[Rows from a figure dataset]
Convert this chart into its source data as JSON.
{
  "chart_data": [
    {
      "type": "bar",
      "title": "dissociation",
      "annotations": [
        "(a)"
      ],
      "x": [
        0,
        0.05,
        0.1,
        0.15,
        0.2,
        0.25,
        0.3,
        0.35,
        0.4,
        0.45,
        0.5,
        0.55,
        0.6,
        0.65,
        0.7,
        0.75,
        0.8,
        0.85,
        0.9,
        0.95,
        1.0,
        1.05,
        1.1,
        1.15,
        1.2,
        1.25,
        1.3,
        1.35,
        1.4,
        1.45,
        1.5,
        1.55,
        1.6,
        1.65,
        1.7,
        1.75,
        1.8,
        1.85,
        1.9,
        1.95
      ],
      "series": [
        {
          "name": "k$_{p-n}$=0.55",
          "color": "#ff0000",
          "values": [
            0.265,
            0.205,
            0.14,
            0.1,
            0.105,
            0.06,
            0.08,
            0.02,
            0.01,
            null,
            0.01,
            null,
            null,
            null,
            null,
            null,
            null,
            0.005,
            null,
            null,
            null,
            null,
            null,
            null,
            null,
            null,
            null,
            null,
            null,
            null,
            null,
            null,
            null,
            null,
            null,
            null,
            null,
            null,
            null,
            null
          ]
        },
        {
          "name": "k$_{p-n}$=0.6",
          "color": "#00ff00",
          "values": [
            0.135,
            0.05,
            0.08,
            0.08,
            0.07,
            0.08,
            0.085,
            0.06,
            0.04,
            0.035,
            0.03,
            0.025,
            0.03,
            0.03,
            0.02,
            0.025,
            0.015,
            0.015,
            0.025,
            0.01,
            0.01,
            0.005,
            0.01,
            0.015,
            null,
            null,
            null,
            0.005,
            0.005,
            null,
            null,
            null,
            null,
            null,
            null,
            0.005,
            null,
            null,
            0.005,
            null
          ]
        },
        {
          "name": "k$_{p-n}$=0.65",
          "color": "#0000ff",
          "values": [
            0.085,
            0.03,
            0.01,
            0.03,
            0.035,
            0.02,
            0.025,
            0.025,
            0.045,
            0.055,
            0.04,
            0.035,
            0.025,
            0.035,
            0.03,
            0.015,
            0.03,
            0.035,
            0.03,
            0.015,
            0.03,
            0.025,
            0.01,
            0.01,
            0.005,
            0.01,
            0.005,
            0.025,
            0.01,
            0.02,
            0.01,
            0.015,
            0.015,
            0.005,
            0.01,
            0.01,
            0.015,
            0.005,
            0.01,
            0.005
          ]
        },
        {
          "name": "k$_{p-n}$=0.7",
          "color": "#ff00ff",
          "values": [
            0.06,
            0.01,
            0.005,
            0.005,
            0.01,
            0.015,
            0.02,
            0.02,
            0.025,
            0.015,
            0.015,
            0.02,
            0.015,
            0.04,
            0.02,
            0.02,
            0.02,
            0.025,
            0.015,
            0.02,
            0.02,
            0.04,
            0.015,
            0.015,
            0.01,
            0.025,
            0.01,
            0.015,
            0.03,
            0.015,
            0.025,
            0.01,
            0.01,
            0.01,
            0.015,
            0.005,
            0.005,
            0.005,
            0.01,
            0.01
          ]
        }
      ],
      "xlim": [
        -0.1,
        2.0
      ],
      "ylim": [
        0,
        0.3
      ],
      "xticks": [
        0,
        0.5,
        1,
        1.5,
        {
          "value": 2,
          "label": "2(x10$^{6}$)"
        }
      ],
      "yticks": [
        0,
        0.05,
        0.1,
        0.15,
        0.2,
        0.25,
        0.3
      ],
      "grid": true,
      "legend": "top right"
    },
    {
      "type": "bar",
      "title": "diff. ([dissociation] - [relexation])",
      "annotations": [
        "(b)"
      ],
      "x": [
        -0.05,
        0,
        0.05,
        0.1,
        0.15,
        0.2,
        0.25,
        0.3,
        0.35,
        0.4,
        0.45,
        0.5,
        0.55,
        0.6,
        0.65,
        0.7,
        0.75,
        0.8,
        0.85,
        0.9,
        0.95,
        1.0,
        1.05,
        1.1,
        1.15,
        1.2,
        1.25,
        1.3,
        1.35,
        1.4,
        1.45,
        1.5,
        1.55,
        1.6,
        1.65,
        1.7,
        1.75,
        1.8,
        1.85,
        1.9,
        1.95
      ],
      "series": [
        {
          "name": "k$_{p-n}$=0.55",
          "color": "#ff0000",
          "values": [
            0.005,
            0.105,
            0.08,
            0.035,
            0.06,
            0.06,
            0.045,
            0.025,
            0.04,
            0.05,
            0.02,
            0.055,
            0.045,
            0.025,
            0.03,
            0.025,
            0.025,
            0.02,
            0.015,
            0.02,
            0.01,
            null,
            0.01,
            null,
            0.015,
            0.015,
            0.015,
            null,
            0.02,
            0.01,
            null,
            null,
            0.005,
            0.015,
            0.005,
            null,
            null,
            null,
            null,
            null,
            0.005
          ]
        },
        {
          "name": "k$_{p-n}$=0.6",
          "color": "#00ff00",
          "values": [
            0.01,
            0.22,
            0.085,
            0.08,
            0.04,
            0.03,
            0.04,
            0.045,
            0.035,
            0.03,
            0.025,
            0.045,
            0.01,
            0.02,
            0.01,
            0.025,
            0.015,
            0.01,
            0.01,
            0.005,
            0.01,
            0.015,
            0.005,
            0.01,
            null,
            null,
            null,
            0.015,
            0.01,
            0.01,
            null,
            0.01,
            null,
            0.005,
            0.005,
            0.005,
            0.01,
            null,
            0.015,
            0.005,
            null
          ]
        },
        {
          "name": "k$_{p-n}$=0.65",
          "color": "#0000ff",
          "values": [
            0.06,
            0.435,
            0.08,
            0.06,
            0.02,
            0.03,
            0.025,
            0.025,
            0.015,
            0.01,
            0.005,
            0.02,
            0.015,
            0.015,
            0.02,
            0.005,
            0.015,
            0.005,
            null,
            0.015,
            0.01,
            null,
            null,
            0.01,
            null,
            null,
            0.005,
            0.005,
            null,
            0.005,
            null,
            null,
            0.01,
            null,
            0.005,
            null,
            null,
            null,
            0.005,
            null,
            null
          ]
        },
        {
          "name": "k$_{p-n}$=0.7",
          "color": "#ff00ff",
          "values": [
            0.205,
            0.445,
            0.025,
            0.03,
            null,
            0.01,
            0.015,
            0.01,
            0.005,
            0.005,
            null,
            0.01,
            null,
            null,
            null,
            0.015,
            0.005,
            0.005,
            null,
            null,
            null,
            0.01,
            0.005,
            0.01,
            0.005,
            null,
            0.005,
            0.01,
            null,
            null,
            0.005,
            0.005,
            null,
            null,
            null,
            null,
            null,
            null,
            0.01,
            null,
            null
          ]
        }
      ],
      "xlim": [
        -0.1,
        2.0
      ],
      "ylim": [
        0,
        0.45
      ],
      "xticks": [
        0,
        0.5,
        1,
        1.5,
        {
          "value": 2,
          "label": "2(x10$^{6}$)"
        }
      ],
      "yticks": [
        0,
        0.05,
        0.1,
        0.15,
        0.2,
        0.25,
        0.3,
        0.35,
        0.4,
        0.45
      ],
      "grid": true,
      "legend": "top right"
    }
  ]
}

Task to complete
Reproduce the data shown above exactly.

Solution to the problem
Convert this chart into its source data as JSON.
{
  "chart_data": [
    {
      "type": "bar",
      "title": "dissociation",
      "annotations": [
        "(a)"
      ],
      "x": [
        0,
        0.05,
        0.1,
        0.15,
        0.2,
        0.25,
        0.3,
        0.35,
        0.4,
        0.45,
        0.5,
        0.55,
        0.6,
        0.65,
        0.7,
        0.75,
        0.8,
        0.85,
        0.9,
        0.95,
        1.0,
        1.05,
        1.1,
        1.15,
        1.2,
        1.25,
        1.3,
        1.35,
        1.4,
        1.45,
        1.5,
        1.55,
        1.6,
        1.65,
        1.7,
        1.75,
        1.8,
        1.85,
        1.9,
        1.95
      ],
      "series": [
        {
          "name": "k$_{p-n}$=0.55",
          "color": "#ff0000",
          "values": [
            0.265,
            0.205,
            0.14,
            0.1,
            0.105,
            0.06,
            0.08,
            0.02,
            0.01,
            null,
            0.01,
            null,
            null,
            null,
            null,
            null,
            null,
            0.005,
            null,
            null,
            null,
            null,
            null,
            null,
            null,
            null,
            null,
            null,
            null,
            null,
            null,
            null,
            null,
            null,
            null,
            null,
            null,
            null,
            null,
            null
          ]
        },
        {
          "name": "k$_{p-n}$=0.6",
          "color": "#00ff00",
          "values": [
            0.135,
            0.05,
            0.08,
            0.08,
            0.07,
            0.08,
            0.085,
            0.06,
            0.04,
            0.035,
            0.03,
            0.025,
            0.03,
            0.03,
            0.02,
            0.025,
            0.015,
            0.015,
            0.025,
            0.01,
            0.01,
            0.005,
            0.01,
            0.015,
            null,
            null,
            null,
            0.005,
            0.005,
            null,
            null,
            null,
            null,
            null,
            null,
            0.005,
            null,
            null,
            0.005,
            null
          ]
        },
        {
          "name": "k$_{p-n}$=0.65",
          "color": "#0000ff",
          "values": [
            0.085,
            0.03,
            0.01,
            0.03,
            0.035,
            0.02,
            0.025,
            0.025,
            0.045,
            0.055,
            0.04,
            0.035,
            0.025,
            0.035,
            0.03,
            0.015,
            0.03,
            0.035,
            0.03,
            0.015,
            0.03,
            0.025,
            0.01,
            0.01,
            0.005,
            0.01,
            0.005,
            0.025,
            0.01,
            0.02,
            0.01,
            0.015,
            0.015,
            0.005,
            0.01,
            0.01,
            0.015,
            0.005,
            0.01,
            0.005
          ]
        },
        {
          "name": "k$_{p-n}$=0.7",
          "color": "#ff00ff",
          "values": [
            0.06,
            0.01,
            0.005,
            0.005,
            0.01,
            0.015,
            0.02,
            0.02,
            0.025,
            0.015,
            0.015,
            0.02,
            0.015,
            0.04,
            0.02,
            0.02,
            0.02,
            0.025,
            0.015,
            0.02,
            0.02,
            0.04,
            0.015,
            0.015,
            0.01,
            0.025,
            0.01,
            0.015,
            0.03,
            0.015,
            0.025,
            0.01,
            0.01,
            0.01,
            0.015,
            0.005,
            0.005,
            0.005,
            0.01,
            0.01
          ]
        }
      ],
      "xlim": [
        -0.1,
        2.0
      ],
      "ylim": [
        0,
        0.3
      ],
      "xticks": [
        0,
        0.5,
        1,
        1.5,
        {
          "value": 2,
          "label": "2(x10$^{6}$)"
        }
      ],
      "yticks": [
        0,
        0.05,
        0.1,
        0.15,
        0.2,
        0.25,
        0.3
      ],
      "grid": true,
      "legend": "top right"
    },
    {
      "type": "bar",
      "title": "diff. ([dissociation] - [relexation])",
      "annotations": [
        "(b)"
      ],
      "x": [
        -0.05,
        0,
        0.05,
        0.1,
        0.15,
        0.2,
        0.25,
        0.3,
        0.35,
        0.4,
        0.45,
        0.5,
        0.55,
        0.6,
        0.65,
        0.7,
        0.75,
        0.8,
        0.85,
        0.9,
        0.95,
        1.0,
        1.05,
        1.1,
        1.15,
        1.2,
        1.25,
        1.3,
        1.35,
        1.4,
        1.45,
        1.5,
        1.55,
        1.6,
        1.65,
        1.7,
        1.75,
        1.8,
        1.85,
        1.9,
        1.95
      ],
      "series": [
        {
          "name": "k$_{p-n}$=0.55",
          "color": "#ff0000",
          "values": [
            0.005,
            0.105,
            0.08,
            0.035,
            0.06,
            0.06,
            0.045,
            0.025,
            0.04,
            0.05,
            0.02,
            0.055,
            0.045,
            0.025,
            0.03,
            0.025,
            0.025,
            0.02,
            0.015,
            0.02,
            0.01,
            null,
            0.01,
            null,
            0.015,
            0.015,
            0.015,
            null,
            0.02,
            0.01,
            null,
            null,
            0.005,
            0.015,
            0.005,
            null,
            null,
            null,
            null,
            null,
            0.005
          ]
        },
        {
          "name": "k$_{p-n}$=0.6",
          "color": "#00ff00",
          "values": [
            0.01,
            0.22,
            0.085,
            0.08,
            0.04,
            0.03,
            0.04,
            0.045,
            0.035,
            0.03,
            0.025,
            0.045,
            0.01,
            0.02,
            0.01,
            0.025,
            0.015,
            0.01,
            0.01,
            0.005,
            0.01,
            0.015,
            0.005,
            0.01,
            null,
            null,
            null,
            0.015,
            0.01,
            0.01,
            null,
            0.01,
            null,
            0.005,
            0.005,
            0.005,
            0.01,
            null,
            0.015,
            0.005,
            null
          ]
        },
        {
          "name": "k$_{p-n}$=0.65",
          "color": "#0000ff",
          "values": [
            0.06,
            0.435,
            0.08,
            0.06,
            0.02,
            0.03,
            0.025,
            0.025,
            0.015,
            0.01,
            0.005,
            0.02,
            0.015,
            0.015,
            0.02,
            0.005,
            0.015,
            0.005,
            null,
            0.015,
            0.01,
            null,
            null,
            0.01,
            null,
            null,
            0.005,
            0.005,
            null,
            0.005,
            null,
            null,
            0.01,
            null,
            0.005,
            null,
            null,
            null,
            0.005,
            null,
            null
          ]
        },
        {
          "name": "k$_{p-n}$=0.7",
          "color": "#ff00ff",
          "values": [
            0.205,
            0.445,
            0.025,
            0.03,
            null,
            0.01,
            0.015,
            0.01,
            0.005,
            0.005,
            null,
            0.01,
            null,
            null,
            null,
            0.015,
            0.005,
            0.005,
            null,
            null,
            null,
            0.01,
            0.005,
            0.01,
            0.005,
            null,
            0.005,
            0.01,
            null,
            null,
            0.005,
            0.005,
            null,
            null,
            null,
            null,
            null,
            null,
            0.01,
            null,
            null
          ]
        }
      ],
      "xlim": [
        -0.1,
        2.0
      ],
      "ylim": [
        0,
        0.45
      ],
      "xticks": [
        0,
        0.5,
        1,
        1.5,
        {
          "value": 2,
          "label": "2(x10$^{6}$)"
        }
      ],
      "yticks": [
        0,
        0.05,
        0.1,
        0.15,
        0.2,
        0.25,
        0.3,
        0.35,
        0.4,
        0.45
      ],
      "grid": true,
      "legend": "top right"
    }
  ]
}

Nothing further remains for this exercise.